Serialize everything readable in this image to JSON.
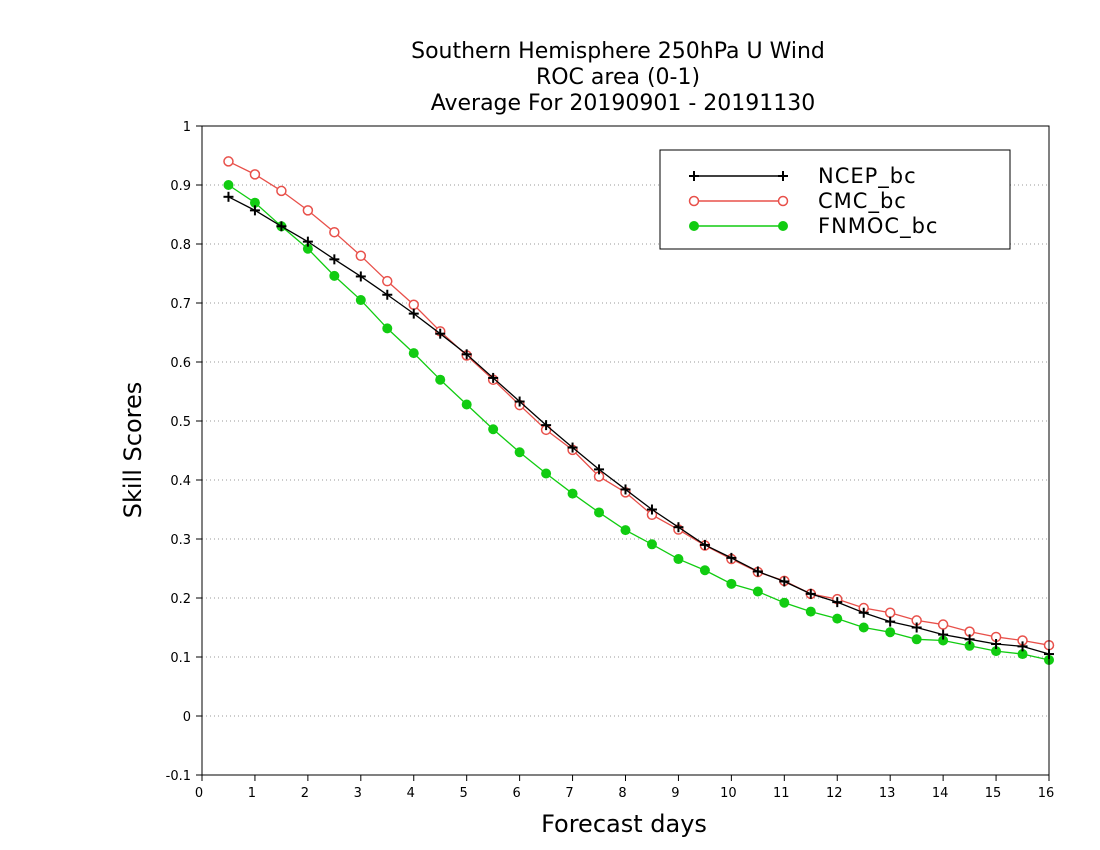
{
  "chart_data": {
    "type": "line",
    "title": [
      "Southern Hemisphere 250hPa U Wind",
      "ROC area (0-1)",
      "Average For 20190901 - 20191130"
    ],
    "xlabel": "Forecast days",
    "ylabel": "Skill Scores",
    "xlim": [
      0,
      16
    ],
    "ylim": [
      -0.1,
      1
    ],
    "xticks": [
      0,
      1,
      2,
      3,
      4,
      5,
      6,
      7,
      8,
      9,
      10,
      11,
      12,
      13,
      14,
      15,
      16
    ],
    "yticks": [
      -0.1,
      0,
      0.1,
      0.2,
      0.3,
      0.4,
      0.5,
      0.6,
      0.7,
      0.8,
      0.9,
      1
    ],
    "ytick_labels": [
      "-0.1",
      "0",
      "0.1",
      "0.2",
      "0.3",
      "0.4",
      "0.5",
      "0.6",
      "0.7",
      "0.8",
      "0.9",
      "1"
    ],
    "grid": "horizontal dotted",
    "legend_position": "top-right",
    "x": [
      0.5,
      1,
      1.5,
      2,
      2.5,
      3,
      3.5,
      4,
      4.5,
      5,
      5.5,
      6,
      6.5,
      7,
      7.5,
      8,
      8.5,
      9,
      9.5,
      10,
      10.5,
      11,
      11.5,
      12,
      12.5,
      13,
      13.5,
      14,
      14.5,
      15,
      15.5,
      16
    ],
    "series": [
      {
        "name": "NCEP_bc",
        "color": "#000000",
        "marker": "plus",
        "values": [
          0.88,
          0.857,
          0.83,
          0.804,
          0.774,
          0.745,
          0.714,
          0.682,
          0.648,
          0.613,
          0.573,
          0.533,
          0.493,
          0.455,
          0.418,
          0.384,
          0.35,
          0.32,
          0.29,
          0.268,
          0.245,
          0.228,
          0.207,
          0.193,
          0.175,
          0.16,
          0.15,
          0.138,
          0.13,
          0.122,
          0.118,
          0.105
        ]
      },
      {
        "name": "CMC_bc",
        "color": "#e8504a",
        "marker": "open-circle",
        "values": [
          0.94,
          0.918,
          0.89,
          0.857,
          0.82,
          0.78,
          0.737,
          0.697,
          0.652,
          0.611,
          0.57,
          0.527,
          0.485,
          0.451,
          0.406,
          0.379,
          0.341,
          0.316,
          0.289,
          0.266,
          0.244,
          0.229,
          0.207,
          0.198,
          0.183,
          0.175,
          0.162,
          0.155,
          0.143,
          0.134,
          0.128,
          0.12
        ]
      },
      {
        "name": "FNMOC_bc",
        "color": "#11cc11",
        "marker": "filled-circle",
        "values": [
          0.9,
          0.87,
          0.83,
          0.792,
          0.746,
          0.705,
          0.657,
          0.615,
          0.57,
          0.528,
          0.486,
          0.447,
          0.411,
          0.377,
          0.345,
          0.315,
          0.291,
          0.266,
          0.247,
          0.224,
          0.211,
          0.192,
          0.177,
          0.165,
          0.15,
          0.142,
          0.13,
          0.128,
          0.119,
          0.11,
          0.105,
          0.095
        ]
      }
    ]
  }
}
------
## DO THIS
Reply with one number: the count of lines in the entries that include the word "color".

## SOLVED PROBLEM
3